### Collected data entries
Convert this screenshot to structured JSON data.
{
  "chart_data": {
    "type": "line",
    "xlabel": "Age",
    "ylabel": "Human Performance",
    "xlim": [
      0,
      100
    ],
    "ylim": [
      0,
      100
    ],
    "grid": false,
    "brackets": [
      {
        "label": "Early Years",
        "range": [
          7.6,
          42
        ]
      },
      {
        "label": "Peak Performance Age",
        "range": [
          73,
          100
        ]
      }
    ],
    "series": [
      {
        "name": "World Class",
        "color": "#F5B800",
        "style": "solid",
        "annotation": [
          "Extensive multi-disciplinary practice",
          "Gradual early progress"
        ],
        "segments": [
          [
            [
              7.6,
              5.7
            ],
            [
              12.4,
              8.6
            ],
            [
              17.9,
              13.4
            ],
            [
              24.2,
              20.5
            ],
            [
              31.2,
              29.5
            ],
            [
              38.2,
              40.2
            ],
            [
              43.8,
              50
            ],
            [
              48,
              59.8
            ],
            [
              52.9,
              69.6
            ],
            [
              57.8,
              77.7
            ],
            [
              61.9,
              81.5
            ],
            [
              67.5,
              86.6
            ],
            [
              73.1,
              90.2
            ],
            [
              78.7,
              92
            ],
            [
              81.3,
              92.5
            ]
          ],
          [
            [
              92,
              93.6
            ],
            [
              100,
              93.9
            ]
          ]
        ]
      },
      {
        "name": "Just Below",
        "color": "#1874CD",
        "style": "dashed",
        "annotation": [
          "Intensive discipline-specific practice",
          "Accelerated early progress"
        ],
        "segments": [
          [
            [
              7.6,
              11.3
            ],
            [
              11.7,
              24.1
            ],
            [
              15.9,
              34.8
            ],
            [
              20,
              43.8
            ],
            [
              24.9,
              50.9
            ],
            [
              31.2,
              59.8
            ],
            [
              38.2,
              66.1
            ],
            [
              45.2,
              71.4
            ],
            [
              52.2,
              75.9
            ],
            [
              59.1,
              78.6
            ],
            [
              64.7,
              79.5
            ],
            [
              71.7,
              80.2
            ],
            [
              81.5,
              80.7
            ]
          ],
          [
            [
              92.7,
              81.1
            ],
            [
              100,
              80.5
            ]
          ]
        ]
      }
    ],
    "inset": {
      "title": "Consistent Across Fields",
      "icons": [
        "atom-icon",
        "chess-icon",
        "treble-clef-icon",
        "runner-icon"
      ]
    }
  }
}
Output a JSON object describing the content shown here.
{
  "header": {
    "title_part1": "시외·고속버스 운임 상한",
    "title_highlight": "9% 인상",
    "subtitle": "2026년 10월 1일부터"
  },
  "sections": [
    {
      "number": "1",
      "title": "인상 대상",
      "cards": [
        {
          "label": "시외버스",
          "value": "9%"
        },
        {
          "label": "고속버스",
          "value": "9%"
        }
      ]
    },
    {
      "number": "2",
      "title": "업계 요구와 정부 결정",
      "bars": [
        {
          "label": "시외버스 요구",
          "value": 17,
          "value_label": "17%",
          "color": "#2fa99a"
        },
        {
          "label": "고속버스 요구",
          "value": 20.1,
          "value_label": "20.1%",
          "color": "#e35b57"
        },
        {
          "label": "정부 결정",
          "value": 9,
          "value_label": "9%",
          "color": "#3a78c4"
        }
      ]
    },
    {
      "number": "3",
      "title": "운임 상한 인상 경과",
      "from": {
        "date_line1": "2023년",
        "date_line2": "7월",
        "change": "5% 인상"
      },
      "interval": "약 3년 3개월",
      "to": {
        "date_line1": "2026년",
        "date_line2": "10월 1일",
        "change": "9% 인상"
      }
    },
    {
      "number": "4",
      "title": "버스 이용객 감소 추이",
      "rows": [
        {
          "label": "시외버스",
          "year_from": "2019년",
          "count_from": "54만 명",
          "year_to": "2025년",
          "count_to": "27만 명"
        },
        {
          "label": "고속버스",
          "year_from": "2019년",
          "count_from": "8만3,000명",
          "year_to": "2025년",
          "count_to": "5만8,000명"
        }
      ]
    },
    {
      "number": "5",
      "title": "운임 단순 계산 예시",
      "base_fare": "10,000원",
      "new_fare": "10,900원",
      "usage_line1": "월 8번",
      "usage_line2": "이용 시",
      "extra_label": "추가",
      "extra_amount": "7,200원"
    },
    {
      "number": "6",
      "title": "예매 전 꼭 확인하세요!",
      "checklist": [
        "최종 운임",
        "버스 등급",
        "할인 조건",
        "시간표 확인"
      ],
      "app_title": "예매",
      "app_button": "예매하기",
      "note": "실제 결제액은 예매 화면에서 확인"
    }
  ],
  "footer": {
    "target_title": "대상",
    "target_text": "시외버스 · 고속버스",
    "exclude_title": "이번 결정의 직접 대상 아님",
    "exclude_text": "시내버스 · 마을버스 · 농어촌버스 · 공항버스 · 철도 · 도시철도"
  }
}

### What you are asked to do
Copy out each line exactly.

### Reply to the task
Convert this screenshot to structured JSON data.
{
  "chart_data": {
    "type": "line",
    "xlabel": "Age",
    "ylabel": "Human Performance",
    "xlim": [
      0,
      100
    ],
    "ylim": [
      0,
      100
    ],
    "grid": false,
    "brackets": [
      {
        "label": "Early Years",
        "range": [
          7.6,
          42
        ]
      },
      {
        "label": "Peak Performance Age",
        "range": [
          73,
          100
        ]
      }
    ],
    "series": [
      {
        "name": "World Class",
        "color": "#F5B800",
        "style": "solid",
        "annotation": [
          "Extensive multi-disciplinary practice",
          "Gradual early progress"
        ],
        "segments": [
          [
            [
              7.6,
              5.7
            ],
            [
              12.4,
              8.6
            ],
            [
              17.9,
              13.4
            ],
            [
              24.2,
              20.5
            ],
            [
              31.2,
              29.5
            ],
            [
              38.2,
              40.2
            ],
            [
              43.8,
              50
            ],
            [
              48,
              59.8
            ],
            [
              52.9,
              69.6
            ],
            [
              57.8,
              77.7
            ],
            [
              61.9,
              81.5
            ],
            [
              67.5,
              86.6
            ],
            [
              73.1,
              90.2
            ],
            [
              78.7,
              92
            ],
            [
              81.3,
              92.5
            ]
          ],
          [
            [
              92,
              93.6
            ],
            [
              100,
              93.9
            ]
          ]
        ]
      },
      {
        "name": "Just Below",
        "color": "#1874CD",
        "style": "dashed",
        "annotation": [
          "Intensive discipline-specific practice",
          "Accelerated early progress"
        ],
        "segments": [
          [
            [
              7.6,
              11.3
            ],
            [
              11.7,
              24.1
            ],
            [
              15.9,
              34.8
            ],
            [
              20,
              43.8
            ],
            [
              24.9,
              50.9
            ],
            [
              31.2,
              59.8
            ],
            [
              38.2,
              66.1
            ],
            [
              45.2,
              71.4
            ],
            [
              52.2,
              75.9
            ],
            [
              59.1,
              78.6
            ],
            [
              64.7,
              79.5
            ],
            [
              71.7,
              80.2
            ],
            [
              81.5,
              80.7
            ]
          ],
          [
            [
              92.7,
              81.1
            ],
            [
              100,
              80.5
            ]
          ]
        ]
      }
    ],
    "inset": {
      "title": "Consistent Across Fields",
      "icons": [
        "atom-icon",
        "chess-icon",
        "treble-clef-icon",
        "runner-icon"
      ]
    }
  }
}
Output a JSON object describing the content shown here.
{
  "header": {
    "title_part1": "시외·고속버스 운임 상한",
    "title_highlight": "9% 인상",
    "subtitle": "2026년 10월 1일부터"
  },
  "sections": [
    {
      "number": "1",
      "title": "인상 대상",
      "cards": [
        {
          "label": "시외버스",
          "value": "9%"
        },
        {
          "label": "고속버스",
          "value": "9%"
        }
      ]
    },
    {
      "number": "2",
      "title": "업계 요구와 정부 결정",
      "bars": [
        {
          "label": "시외버스 요구",
          "value": 17,
          "value_label": "17%",
          "color": "#2fa99a"
        },
        {
          "label": "고속버스 요구",
          "value": 20.1,
          "value_label": "20.1%",
          "color": "#e35b57"
        },
        {
          "label": "정부 결정",
          "value": 9,
          "value_label": "9%",
          "color": "#3a78c4"
        }
      ]
    },
    {
      "number": "3",
      "title": "운임 상한 인상 경과",
      "from": {
        "date_line1": "2023년",
        "date_line2": "7월",
        "change": "5% 인상"
      },
      "interval": "약 3년 3개월",
      "to": {
        "date_line1": "2026년",
        "date_line2": "10월 1일",
        "change": "9% 인상"
      }
    },
    {
      "number": "4",
      "title": "버스 이용객 감소 추이",
      "rows": [
        {
          "label": "시외버스",
          "year_from": "2019년",
          "count_from": "54만 명",
          "year_to": "2025년",
          "count_to": "27만 명"
        },
        {
          "label": "고속버스",
          "year_from": "2019년",
          "count_from": "8만3,000명",
          "year_to": "2025년",
          "count_to": "5만8,000명"
        }
      ]
    },
    {
      "number": "5",
      "title": "운임 단순 계산 예시",
      "base_fare": "10,000원",
      "new_fare": "10,900원",
      "usage_line1": "월 8번",
      "usage_line2": "이용 시",
      "extra_label": "추가",
      "extra_amount": "7,200원"
    },
    {
      "number": "6",
      "title": "예매 전 꼭 확인하세요!",
      "checklist": [
        "최종 운임",
        "버스 등급",
        "할인 조건",
        "시간표 확인"
      ],
      "app_title": "예매",
      "app_button": "예매하기",
      "note": "실제 결제액은 예매 화면에서 확인"
    }
  ],
  "footer": {
    "target_title": "대상",
    "target_text": "시외버스 · 고속버스",
    "exclude_title": "이번 결정의 직접 대상 아님",
    "exclude_text": "시내버스 · 마을버스 · 농어촌버스 · 공항버스 · 철도 · 도시철도"
  }
}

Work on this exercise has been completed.